▶ GIVEN EXERCISE: The exercise asks for every line of the data to be reproduced exactly.

* begin RECORDS PROVIDED *

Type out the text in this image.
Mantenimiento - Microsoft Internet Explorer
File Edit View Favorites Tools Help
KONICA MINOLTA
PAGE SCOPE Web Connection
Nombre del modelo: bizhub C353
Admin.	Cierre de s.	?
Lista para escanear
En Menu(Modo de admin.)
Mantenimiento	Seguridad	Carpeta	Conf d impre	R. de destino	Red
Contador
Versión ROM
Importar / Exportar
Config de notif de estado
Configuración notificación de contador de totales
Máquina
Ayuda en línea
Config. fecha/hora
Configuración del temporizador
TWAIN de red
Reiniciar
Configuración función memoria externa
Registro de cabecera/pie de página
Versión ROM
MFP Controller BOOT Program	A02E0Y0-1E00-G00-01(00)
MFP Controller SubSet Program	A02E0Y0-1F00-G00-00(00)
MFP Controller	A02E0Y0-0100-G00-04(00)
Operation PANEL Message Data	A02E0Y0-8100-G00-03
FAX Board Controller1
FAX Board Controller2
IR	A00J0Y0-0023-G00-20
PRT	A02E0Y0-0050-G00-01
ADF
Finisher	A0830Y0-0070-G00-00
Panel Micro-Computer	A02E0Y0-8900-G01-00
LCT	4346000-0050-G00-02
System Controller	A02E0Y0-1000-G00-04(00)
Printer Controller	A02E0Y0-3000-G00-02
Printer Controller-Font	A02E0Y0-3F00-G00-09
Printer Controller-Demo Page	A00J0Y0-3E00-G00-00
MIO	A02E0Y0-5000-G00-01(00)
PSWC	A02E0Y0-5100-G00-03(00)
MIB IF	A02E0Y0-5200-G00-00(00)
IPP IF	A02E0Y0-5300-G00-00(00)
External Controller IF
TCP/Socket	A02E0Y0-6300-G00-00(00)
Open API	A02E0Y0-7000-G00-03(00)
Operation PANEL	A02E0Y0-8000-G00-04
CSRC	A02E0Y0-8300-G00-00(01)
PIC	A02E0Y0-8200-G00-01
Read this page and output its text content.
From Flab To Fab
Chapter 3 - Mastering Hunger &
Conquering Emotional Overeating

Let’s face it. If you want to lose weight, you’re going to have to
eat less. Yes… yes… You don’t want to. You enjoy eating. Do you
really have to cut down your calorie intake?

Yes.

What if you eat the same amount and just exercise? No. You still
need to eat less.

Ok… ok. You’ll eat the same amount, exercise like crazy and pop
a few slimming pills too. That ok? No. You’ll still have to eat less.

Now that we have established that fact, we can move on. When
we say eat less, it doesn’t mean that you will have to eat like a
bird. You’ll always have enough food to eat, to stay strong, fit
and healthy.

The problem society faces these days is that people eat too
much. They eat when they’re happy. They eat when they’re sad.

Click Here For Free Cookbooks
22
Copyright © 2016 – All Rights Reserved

* end RECORDS PROVIDED *

▶ TASK ANSWER:
Type out the text in this image.
Mantenimiento - Microsoft Internet Explorer
File Edit View Favorites Tools Help
KONICA MINOLTA
PAGE SCOPE Web Connection
Nombre del modelo: bizhub C353
Admin.	Cierre de s.	?
Lista para escanear
En Menu(Modo de admin.)
Mantenimiento	Seguridad	Carpeta	Conf d impre	R. de destino	Red
Contador
Versión ROM
Importar / Exportar
Config de notif de estado
Configuración notificación de contador de totales
Máquina
Ayuda en línea
Config. fecha/hora
Configuración del temporizador
TWAIN de red
Reiniciar
Configuración función memoria externa
Registro de cabecera/pie de página
Versión ROM
MFP Controller BOOT Program	A02E0Y0-1E00-G00-01(00)
MFP Controller SubSet Program	A02E0Y0-1F00-G00-00(00)
MFP Controller	A02E0Y0-0100-G00-04(00)
Operation PANEL Message Data	A02E0Y0-8100-G00-03
FAX Board Controller1
FAX Board Controller2
IR	A00J0Y0-0023-G00-20
PRT	A02E0Y0-0050-G00-01
ADF
Finisher	A0830Y0-0070-G00-00
Panel Micro-Computer	A02E0Y0-8900-G01-00
LCT	4346000-0050-G00-02
System Controller	A02E0Y0-1000-G00-04(00)
Printer Controller	A02E0Y0-3000-G00-02
Printer Controller-Font	A02E0Y0-3F00-G00-09
Printer Controller-Demo Page	A00J0Y0-3E00-G00-00
MIO	A02E0Y0-5000-G00-01(00)
PSWC	A02E0Y0-5100-G00-03(00)
MIB IF	A02E0Y0-5200-G00-00(00)
IPP IF	A02E0Y0-5300-G00-00(00)
External Controller IF
TCP/Socket	A02E0Y0-6300-G00-00(00)
Open API	A02E0Y0-7000-G00-03(00)
Operation PANEL	A02E0Y0-8000-G00-04
CSRC	A02E0Y0-8300-G00-00(01)
PIC	A02E0Y0-8200-G00-01
Read this page and output its text content.
From Flab To Fab
Chapter 3 - Mastering Hunger &
Conquering Emotional Overeating

Let’s face it. If you want to lose weight, you’re going to have to
eat less. Yes… yes… You don’t want to. You enjoy eating. Do you
really have to cut down your calorie intake?

Yes.

What if you eat the same amount and just exercise? No. You still
need to eat less.

Ok… ok. You’ll eat the same amount, exercise like crazy and pop
a few slimming pills too. That ok? No. You’ll still have to eat less.

Now that we have established that fact, we can move on. When
we say eat less, it doesn’t mean that you will have to eat like a
bird. You’ll always have enough food to eat, to stay strong, fit
and healthy.

The problem society faces these days is that people eat too
much. They eat when they’re happy. They eat when they’re sad.

Click Here For Free Cookbooks
22
Copyright © 2016 – All Rights Reserved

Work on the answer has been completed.